WHAT THIS TASK INVOLVES: Return each entry exactly, with none missing.

****

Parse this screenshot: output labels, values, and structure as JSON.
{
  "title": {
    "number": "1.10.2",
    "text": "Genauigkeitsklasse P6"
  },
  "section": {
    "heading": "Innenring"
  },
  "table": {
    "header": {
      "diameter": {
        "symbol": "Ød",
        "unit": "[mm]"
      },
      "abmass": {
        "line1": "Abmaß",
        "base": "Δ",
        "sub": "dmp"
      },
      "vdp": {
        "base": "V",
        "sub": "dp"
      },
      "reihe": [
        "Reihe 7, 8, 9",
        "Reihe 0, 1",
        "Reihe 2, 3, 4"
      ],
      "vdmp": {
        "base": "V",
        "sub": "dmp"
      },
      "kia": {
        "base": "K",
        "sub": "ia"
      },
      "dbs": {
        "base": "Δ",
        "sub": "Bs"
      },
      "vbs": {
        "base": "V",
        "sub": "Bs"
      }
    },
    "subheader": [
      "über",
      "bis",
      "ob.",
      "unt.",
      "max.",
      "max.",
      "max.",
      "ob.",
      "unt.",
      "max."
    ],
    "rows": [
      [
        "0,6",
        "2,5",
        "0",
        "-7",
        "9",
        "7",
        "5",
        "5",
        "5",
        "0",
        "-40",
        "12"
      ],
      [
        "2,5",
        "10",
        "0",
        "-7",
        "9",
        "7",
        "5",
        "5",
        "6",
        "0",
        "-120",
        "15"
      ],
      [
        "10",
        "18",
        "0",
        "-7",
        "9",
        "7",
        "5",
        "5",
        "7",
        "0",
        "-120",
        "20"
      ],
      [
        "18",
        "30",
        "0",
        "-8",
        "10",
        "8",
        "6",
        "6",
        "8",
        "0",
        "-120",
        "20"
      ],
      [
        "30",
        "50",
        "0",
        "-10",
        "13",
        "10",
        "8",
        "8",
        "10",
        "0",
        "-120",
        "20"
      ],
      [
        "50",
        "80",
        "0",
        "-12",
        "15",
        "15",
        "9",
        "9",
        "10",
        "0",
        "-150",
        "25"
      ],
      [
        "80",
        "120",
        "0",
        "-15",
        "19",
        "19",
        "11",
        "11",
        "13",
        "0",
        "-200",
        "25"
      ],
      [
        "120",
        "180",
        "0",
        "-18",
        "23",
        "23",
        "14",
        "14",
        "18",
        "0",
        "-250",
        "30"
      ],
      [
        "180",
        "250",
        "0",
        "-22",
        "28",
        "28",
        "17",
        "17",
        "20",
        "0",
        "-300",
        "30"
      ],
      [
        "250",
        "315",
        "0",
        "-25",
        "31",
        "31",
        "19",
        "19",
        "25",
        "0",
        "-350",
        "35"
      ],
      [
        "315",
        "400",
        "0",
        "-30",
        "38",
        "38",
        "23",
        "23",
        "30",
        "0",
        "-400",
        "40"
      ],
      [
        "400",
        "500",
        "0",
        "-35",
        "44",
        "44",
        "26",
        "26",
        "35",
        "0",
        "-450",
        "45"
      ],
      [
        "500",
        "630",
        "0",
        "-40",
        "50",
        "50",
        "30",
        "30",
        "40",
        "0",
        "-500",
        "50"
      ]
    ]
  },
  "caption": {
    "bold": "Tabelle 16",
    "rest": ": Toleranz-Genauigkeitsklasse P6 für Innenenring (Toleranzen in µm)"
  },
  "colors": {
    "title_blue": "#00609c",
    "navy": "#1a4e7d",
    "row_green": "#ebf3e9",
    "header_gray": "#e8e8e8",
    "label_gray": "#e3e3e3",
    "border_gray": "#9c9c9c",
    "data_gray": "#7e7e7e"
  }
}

****

RESULT OF THIS TASK:
Parse this screenshot: output labels, values, and structure as JSON.
{
  "title": {
    "number": "1.10.2",
    "text": "Genauigkeitsklasse P6"
  },
  "section": {
    "heading": "Innenring"
  },
  "table": {
    "header": {
      "diameter": {
        "symbol": "Ød",
        "unit": "[mm]"
      },
      "abmass": {
        "line1": "Abmaß",
        "base": "Δ",
        "sub": "dmp"
      },
      "vdp": {
        "base": "V",
        "sub": "dp"
      },
      "reihe": [
        "Reihe 7, 8, 9",
        "Reihe 0, 1",
        "Reihe 2, 3, 4"
      ],
      "vdmp": {
        "base": "V",
        "sub": "dmp"
      },
      "kia": {
        "base": "K",
        "sub": "ia"
      },
      "dbs": {
        "base": "Δ",
        "sub": "Bs"
      },
      "vbs": {
        "base": "V",
        "sub": "Bs"
      }
    },
    "subheader": [
      "über",
      "bis",
      "ob.",
      "unt.",
      "max.",
      "max.",
      "max.",
      "ob.",
      "unt.",
      "max."
    ],
    "rows": [
      [
        "0,6",
        "2,5",
        "0",
        "-7",
        "9",
        "7",
        "5",
        "5",
        "5",
        "0",
        "-40",
        "12"
      ],
      [
        "2,5",
        "10",
        "0",
        "-7",
        "9",
        "7",
        "5",
        "5",
        "6",
        "0",
        "-120",
        "15"
      ],
      [
        "10",
        "18",
        "0",
        "-7",
        "9",
        "7",
        "5",
        "5",
        "7",
        "0",
        "-120",
        "20"
      ],
      [
        "18",
        "30",
        "0",
        "-8",
        "10",
        "8",
        "6",
        "6",
        "8",
        "0",
        "-120",
        "20"
      ],
      [
        "30",
        "50",
        "0",
        "-10",
        "13",
        "10",
        "8",
        "8",
        "10",
        "0",
        "-120",
        "20"
      ],
      [
        "50",
        "80",
        "0",
        "-12",
        "15",
        "15",
        "9",
        "9",
        "10",
        "0",
        "-150",
        "25"
      ],
      [
        "80",
        "120",
        "0",
        "-15",
        "19",
        "19",
        "11",
        "11",
        "13",
        "0",
        "-200",
        "25"
      ],
      [
        "120",
        "180",
        "0",
        "-18",
        "23",
        "23",
        "14",
        "14",
        "18",
        "0",
        "-250",
        "30"
      ],
      [
        "180",
        "250",
        "0",
        "-22",
        "28",
        "28",
        "17",
        "17",
        "20",
        "0",
        "-300",
        "30"
      ],
      [
        "250",
        "315",
        "0",
        "-25",
        "31",
        "31",
        "19",
        "19",
        "25",
        "0",
        "-350",
        "35"
      ],
      [
        "315",
        "400",
        "0",
        "-30",
        "38",
        "38",
        "23",
        "23",
        "30",
        "0",
        "-400",
        "40"
      ],
      [
        "400",
        "500",
        "0",
        "-35",
        "44",
        "44",
        "26",
        "26",
        "35",
        "0",
        "-450",
        "45"
      ],
      [
        "500",
        "630",
        "0",
        "-40",
        "50",
        "50",
        "30",
        "30",
        "40",
        "0",
        "-500",
        "50"
      ]
    ]
  },
  "caption": {
    "bold": "Tabelle 16",
    "rest": ": Toleranz-Genauigkeitsklasse P6 für Innenenring (Toleranzen in µm)"
  },
  "colors": {
    "title_blue": "#00609c",
    "navy": "#1a4e7d",
    "row_green": "#ebf3e9",
    "header_gray": "#e8e8e8",
    "label_gray": "#e3e3e3",
    "border_gray": "#9c9c9c",
    "data_gray": "#7e7e7e"
  }
}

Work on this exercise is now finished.